THE REQUEST
The data below must be copied in full and without any change.

====== MATERIAL FOR THIS EXERCISE ======

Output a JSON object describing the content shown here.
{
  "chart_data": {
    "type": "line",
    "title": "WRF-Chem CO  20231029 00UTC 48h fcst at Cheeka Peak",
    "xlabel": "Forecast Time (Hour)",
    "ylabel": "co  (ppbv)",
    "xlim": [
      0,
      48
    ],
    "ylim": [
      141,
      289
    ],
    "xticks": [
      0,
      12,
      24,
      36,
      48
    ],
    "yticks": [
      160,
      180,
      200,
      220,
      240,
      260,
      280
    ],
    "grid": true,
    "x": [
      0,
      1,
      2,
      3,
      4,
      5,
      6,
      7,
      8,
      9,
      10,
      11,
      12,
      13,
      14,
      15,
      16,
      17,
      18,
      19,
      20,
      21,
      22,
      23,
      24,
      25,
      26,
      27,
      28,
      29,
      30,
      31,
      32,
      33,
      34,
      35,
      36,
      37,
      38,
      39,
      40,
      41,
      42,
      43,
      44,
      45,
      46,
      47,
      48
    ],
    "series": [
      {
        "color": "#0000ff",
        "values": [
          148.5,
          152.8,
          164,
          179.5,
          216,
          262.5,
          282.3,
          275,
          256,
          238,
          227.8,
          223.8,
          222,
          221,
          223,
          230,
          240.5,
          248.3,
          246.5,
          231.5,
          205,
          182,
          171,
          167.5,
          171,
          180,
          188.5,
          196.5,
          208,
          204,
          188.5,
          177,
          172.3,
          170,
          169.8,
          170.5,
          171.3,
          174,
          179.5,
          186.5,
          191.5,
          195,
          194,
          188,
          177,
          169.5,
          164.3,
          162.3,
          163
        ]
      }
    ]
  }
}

======

SOLUTION TO THE EXERCISE
Output a JSON object describing the content shown here.
{
  "chart_data": {
    "type": "line",
    "title": "WRF-Chem CO  20231029 00UTC 48h fcst at Cheeka Peak",
    "xlabel": "Forecast Time (Hour)",
    "ylabel": "co  (ppbv)",
    "xlim": [
      0,
      48
    ],
    "ylim": [
      141,
      289
    ],
    "xticks": [
      0,
      12,
      24,
      36,
      48
    ],
    "yticks": [
      160,
      180,
      200,
      220,
      240,
      260,
      280
    ],
    "grid": true,
    "x": [
      0,
      1,
      2,
      3,
      4,
      5,
      6,
      7,
      8,
      9,
      10,
      11,
      12,
      13,
      14,
      15,
      16,
      17,
      18,
      19,
      20,
      21,
      22,
      23,
      24,
      25,
      26,
      27,
      28,
      29,
      30,
      31,
      32,
      33,
      34,
      35,
      36,
      37,
      38,
      39,
      40,
      41,
      42,
      43,
      44,
      45,
      46,
      47,
      48
    ],
    "series": [
      {
        "color": "#0000ff",
        "values": [
          148.5,
          152.8,
          164,
          179.5,
          216,
          262.5,
          282.3,
          275,
          256,
          238,
          227.8,
          223.8,
          222,
          221,
          223,
          230,
          240.5,
          248.3,
          246.5,
          231.5,
          205,
          182,
          171,
          167.5,
          171,
          180,
          188.5,
          196.5,
          208,
          204,
          188.5,
          177,
          172.3,
          170,
          169.8,
          170.5,
          171.3,
          174,
          179.5,
          186.5,
          191.5,
          195,
          194,
          188,
          177,
          169.5,
          164.3,
          162.3,
          163
        ]
      }
    ]
  }
}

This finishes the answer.